* [WORK TO DO] Copy every line in the records below that contains the word "Read".

* [EXERCISE MATERIAL]
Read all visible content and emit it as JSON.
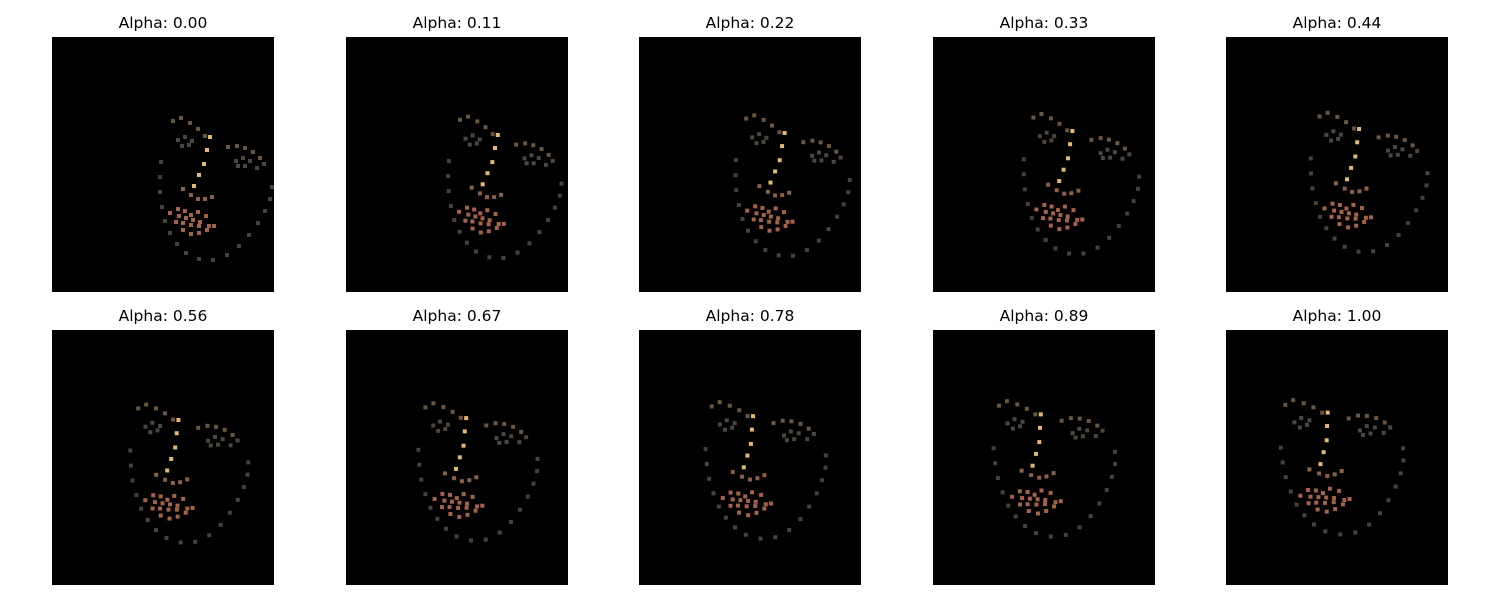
{
  "figure": {
    "panels": [
      {
        "title": "Alpha: 0.00",
        "alpha": 0.0
      },
      {
        "title": "Alpha: 0.11",
        "alpha": 0.11
      },
      {
        "title": "Alpha: 0.22",
        "alpha": 0.22
      },
      {
        "title": "Alpha: 0.33",
        "alpha": 0.33
      },
      {
        "title": "Alpha: 0.44",
        "alpha": 0.44
      },
      {
        "title": "Alpha: 0.56",
        "alpha": 0.56
      },
      {
        "title": "Alpha: 0.67",
        "alpha": 0.67
      },
      {
        "title": "Alpha: 0.78",
        "alpha": 0.78
      },
      {
        "title": "Alpha: 0.89",
        "alpha": 0.89
      },
      {
        "title": "Alpha: 1.00",
        "alpha": 1.0
      }
    ],
    "colors": {
      "background": "#000000",
      "jaw": "#4a4036",
      "brow": "#6a5640",
      "eye": "#4c4640",
      "nose_bridge": "#e2b874",
      "nose_base": "#8a6048",
      "mouth": "#a4624a"
    }
  }
}
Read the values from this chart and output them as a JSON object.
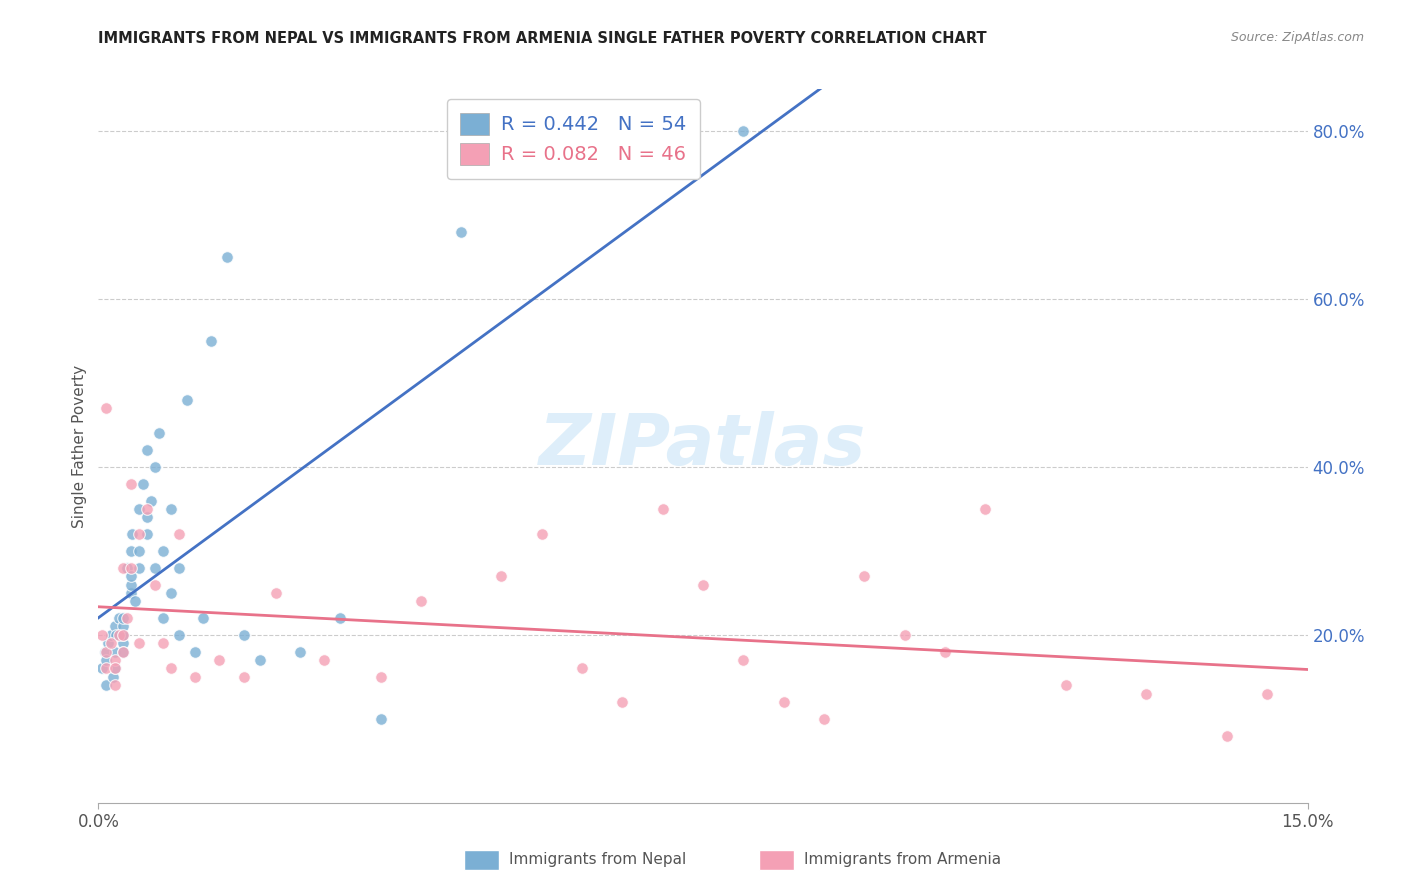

* [OUTPUT BELOW]
Read all visible content and emit it as JSON.
Read the values from this chart and output them as a JSON object.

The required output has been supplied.